-- START OF Supplied information --

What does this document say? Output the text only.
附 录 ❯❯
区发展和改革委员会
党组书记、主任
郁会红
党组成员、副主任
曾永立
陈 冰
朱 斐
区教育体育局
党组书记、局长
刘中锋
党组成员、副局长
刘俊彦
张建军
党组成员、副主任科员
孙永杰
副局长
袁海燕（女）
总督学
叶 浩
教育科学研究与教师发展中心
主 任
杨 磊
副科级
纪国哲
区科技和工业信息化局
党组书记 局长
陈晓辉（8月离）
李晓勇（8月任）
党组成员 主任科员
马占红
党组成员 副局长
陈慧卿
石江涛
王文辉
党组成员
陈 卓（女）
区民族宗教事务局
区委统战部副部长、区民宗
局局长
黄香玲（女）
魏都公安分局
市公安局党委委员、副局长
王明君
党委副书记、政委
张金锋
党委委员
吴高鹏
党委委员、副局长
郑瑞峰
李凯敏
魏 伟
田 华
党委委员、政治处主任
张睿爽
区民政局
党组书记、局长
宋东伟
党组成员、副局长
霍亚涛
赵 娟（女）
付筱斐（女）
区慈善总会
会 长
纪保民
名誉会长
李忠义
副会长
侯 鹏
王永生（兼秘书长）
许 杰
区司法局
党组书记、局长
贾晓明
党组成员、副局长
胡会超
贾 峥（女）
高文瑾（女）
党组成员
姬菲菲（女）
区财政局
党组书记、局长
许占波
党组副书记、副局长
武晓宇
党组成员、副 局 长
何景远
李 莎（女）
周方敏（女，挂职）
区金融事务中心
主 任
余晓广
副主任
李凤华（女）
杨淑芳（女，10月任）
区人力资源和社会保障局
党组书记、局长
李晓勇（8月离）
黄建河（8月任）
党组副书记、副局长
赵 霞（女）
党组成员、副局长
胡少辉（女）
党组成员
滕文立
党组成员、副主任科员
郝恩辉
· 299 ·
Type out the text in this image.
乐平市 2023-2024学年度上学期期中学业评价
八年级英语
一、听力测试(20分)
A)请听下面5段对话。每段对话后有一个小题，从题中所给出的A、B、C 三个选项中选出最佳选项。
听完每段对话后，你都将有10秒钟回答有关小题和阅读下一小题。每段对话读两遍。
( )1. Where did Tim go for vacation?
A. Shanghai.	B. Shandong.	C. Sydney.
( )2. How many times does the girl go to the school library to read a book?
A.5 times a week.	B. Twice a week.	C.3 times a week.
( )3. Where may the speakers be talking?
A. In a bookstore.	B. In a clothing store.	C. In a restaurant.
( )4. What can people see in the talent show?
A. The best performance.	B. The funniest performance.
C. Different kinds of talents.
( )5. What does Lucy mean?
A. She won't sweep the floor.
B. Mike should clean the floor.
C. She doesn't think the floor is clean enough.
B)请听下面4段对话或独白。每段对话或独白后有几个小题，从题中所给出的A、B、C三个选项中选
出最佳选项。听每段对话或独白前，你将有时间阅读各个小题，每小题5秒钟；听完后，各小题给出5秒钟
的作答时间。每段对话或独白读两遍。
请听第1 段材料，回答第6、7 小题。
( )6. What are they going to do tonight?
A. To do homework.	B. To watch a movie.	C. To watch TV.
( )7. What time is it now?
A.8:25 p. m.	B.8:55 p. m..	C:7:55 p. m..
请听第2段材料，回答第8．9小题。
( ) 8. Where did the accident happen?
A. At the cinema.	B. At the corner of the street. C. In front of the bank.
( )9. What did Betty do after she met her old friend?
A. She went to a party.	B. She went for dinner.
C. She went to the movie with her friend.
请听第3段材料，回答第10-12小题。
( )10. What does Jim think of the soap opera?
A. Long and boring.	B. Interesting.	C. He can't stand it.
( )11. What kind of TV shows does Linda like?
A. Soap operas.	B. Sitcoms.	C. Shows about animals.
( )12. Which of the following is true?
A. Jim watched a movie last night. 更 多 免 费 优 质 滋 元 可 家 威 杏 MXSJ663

-- END OF Supplied information --

_Written exercise_
Gather each line in these records that contains the string "What".

_Full solution_
What does this document say? Output the text only.
( )4. What can people see in the talent show?
( )5. What does Lucy mean?
( )6. What are they going to do tonight?
( )7. What time is it now?
( )9. What did Betty do after she met her old friend?
( )10. What does Jim think of the soap opera?
( )11. What kind of TV shows does Linda like?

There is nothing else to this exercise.